— BEGIN Exercise data —
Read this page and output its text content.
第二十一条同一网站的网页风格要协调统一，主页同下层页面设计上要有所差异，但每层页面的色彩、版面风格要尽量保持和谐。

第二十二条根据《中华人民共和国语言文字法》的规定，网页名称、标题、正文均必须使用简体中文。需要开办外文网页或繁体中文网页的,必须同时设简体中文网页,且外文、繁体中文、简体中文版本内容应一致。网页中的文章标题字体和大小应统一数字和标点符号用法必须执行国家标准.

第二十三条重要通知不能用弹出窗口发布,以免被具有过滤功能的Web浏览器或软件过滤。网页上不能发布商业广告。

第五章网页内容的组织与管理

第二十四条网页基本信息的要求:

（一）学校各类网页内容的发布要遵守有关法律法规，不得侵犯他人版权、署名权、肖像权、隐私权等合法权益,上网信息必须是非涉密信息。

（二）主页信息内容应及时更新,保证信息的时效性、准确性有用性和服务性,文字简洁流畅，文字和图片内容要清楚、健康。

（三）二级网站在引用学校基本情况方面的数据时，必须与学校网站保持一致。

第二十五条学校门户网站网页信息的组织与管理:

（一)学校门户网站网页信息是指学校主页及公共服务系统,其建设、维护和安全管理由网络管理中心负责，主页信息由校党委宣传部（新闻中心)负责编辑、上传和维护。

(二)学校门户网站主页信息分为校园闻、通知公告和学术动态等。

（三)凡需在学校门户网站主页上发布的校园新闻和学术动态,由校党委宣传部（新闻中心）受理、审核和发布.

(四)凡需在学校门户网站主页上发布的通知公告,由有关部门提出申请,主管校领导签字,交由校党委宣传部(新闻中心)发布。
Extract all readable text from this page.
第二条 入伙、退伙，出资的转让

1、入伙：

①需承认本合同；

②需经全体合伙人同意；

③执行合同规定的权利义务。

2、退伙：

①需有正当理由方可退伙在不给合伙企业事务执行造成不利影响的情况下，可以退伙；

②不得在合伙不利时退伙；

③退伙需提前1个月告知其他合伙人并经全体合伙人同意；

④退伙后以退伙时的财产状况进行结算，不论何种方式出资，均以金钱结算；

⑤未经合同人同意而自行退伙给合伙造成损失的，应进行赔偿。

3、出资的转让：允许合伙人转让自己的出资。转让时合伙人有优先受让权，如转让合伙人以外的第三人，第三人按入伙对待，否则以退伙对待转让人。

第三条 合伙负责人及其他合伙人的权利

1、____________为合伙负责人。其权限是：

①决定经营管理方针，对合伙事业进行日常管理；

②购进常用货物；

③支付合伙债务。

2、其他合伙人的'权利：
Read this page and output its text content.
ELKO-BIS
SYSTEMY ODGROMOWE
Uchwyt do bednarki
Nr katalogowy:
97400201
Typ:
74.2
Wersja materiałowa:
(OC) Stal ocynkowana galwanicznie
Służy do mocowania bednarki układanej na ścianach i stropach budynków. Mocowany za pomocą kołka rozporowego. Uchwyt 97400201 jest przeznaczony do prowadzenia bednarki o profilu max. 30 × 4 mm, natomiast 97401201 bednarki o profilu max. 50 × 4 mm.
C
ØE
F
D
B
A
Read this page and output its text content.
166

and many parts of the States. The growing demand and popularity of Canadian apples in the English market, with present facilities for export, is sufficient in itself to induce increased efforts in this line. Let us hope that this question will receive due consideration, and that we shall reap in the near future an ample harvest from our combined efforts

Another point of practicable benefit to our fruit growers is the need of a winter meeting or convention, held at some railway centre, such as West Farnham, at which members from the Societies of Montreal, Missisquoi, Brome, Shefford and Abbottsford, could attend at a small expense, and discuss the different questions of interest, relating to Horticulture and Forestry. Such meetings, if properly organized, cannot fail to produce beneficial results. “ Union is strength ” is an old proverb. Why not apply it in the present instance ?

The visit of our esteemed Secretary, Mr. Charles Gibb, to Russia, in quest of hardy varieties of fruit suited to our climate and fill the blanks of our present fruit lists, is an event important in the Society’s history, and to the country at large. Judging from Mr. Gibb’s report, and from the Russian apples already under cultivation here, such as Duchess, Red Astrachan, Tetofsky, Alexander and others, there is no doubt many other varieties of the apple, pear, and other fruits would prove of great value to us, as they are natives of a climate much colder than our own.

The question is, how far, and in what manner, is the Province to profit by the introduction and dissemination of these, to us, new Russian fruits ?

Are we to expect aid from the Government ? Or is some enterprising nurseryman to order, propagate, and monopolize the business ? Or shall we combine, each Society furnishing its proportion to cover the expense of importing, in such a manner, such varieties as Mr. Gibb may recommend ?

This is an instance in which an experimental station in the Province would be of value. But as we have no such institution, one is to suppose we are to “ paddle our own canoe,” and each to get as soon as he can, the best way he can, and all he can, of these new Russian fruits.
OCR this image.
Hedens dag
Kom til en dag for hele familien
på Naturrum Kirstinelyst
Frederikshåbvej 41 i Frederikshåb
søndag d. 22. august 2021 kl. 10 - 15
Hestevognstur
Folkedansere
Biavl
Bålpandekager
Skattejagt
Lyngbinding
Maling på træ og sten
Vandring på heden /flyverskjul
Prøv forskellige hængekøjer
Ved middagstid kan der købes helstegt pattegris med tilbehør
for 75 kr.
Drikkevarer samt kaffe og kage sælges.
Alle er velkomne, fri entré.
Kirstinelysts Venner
— END Exercise data —
*What to do*.
Copy every line in the entries above that has the string "which" in it.

*Solution for this exercise*.
Another point of practicable benefit to our fruit growers is the need of a winter meeting or convention, held at some railway centre, such as West Farnham, at which members from the Societies of Montreal, Missisquoi, Brome, Shefford and Abbottsford, could attend at a small expense, and discuss the different questions of interest, relating to Horticulture and Forestry. Such meetings, if properly organized, cannot fail to produce beneficial results. “ Union is strength ” is an old proverb. Why not apply it in the present instance ?
This is an instance in which an experimental station in the Province would be of value. But as we have no such institution, one is to suppose we are to “ paddle our own canoe,” and each to get as soon as he can, the best way he can, and all he can, of these new Russian fruits.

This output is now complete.